Work to complete >> Write out exactly the line containing "List all visible" along with each line that follows it in the records below, and no others.
Dataset below:
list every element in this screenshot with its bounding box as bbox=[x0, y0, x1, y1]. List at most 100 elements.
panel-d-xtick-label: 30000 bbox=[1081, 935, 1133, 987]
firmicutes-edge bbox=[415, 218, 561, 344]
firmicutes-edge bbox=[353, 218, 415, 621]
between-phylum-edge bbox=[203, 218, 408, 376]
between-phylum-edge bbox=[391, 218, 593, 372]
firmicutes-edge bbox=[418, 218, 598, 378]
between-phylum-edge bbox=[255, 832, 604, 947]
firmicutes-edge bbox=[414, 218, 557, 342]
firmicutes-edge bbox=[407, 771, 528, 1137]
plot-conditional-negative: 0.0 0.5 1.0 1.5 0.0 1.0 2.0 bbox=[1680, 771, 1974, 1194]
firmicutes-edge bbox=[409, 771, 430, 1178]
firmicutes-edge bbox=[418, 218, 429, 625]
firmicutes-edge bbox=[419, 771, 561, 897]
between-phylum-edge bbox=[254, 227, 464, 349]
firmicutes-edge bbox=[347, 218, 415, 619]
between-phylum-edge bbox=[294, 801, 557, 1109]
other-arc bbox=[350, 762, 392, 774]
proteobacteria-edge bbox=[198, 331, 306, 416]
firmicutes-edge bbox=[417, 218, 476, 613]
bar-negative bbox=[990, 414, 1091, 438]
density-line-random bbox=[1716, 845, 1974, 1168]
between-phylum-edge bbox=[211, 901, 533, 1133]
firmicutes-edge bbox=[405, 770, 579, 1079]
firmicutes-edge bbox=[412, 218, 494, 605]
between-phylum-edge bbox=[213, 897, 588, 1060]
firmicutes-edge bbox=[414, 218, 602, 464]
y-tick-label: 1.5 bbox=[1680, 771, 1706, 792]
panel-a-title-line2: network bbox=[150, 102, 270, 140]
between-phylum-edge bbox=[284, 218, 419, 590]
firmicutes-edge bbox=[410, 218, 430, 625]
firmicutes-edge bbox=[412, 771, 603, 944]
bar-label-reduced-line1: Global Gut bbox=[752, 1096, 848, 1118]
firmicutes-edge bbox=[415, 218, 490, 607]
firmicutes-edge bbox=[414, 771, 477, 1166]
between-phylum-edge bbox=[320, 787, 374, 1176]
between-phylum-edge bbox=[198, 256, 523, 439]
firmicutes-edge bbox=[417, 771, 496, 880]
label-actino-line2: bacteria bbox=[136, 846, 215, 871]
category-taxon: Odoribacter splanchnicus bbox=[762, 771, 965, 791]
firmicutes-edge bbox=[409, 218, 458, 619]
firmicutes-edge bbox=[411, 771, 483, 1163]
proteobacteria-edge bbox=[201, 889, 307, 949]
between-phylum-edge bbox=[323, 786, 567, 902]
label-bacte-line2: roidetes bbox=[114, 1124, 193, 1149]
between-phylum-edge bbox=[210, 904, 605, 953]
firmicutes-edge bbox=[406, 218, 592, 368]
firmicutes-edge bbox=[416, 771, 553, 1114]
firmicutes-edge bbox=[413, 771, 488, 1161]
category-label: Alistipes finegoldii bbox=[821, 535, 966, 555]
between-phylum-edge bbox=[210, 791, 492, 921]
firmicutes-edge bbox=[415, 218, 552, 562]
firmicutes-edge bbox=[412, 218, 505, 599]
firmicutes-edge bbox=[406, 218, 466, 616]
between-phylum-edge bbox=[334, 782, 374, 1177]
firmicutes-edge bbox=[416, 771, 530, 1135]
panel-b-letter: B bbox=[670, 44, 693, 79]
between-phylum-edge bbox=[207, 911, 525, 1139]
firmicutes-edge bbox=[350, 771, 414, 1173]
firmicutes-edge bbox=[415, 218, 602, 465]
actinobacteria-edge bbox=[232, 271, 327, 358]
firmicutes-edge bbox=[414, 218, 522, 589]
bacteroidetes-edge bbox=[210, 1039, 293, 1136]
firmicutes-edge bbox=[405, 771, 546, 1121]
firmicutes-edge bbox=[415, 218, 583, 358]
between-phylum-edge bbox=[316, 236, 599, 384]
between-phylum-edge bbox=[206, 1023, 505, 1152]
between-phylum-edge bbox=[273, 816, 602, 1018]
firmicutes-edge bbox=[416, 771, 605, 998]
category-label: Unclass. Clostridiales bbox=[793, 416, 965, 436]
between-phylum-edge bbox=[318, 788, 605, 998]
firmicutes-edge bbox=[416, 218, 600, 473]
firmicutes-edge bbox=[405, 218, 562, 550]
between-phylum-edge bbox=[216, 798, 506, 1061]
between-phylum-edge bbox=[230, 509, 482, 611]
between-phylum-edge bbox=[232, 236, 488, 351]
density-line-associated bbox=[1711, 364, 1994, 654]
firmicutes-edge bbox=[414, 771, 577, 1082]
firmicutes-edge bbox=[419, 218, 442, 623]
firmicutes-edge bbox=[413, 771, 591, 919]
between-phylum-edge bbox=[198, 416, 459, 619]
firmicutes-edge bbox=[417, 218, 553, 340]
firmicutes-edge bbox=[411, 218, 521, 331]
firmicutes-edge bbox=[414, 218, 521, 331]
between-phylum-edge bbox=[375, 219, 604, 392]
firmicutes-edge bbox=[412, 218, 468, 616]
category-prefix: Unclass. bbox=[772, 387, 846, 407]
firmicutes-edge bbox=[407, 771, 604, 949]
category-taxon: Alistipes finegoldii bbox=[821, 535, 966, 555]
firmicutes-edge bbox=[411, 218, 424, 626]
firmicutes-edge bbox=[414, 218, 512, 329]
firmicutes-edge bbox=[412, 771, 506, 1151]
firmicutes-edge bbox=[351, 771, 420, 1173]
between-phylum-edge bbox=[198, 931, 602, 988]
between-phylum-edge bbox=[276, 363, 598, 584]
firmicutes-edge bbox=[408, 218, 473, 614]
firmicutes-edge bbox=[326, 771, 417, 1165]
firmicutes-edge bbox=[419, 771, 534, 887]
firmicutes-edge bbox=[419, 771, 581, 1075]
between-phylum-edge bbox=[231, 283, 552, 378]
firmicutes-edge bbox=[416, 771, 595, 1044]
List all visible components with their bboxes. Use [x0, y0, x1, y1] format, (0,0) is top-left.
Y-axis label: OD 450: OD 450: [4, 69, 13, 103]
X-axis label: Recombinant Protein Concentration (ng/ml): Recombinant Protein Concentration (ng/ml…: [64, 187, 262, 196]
End of Dataset.
Exercise answer >>
List all visible components with their bboxes. Use [x0, y0, x1, y1] format, (0,0) is top-left.
Y-axis label: OD 450: OD 450: [4, 69, 13, 103]
X-axis label: Recombinant Protein Concentration (ng/ml): Recombinant Protein Concentration (ng/ml…: [64, 187, 262, 196]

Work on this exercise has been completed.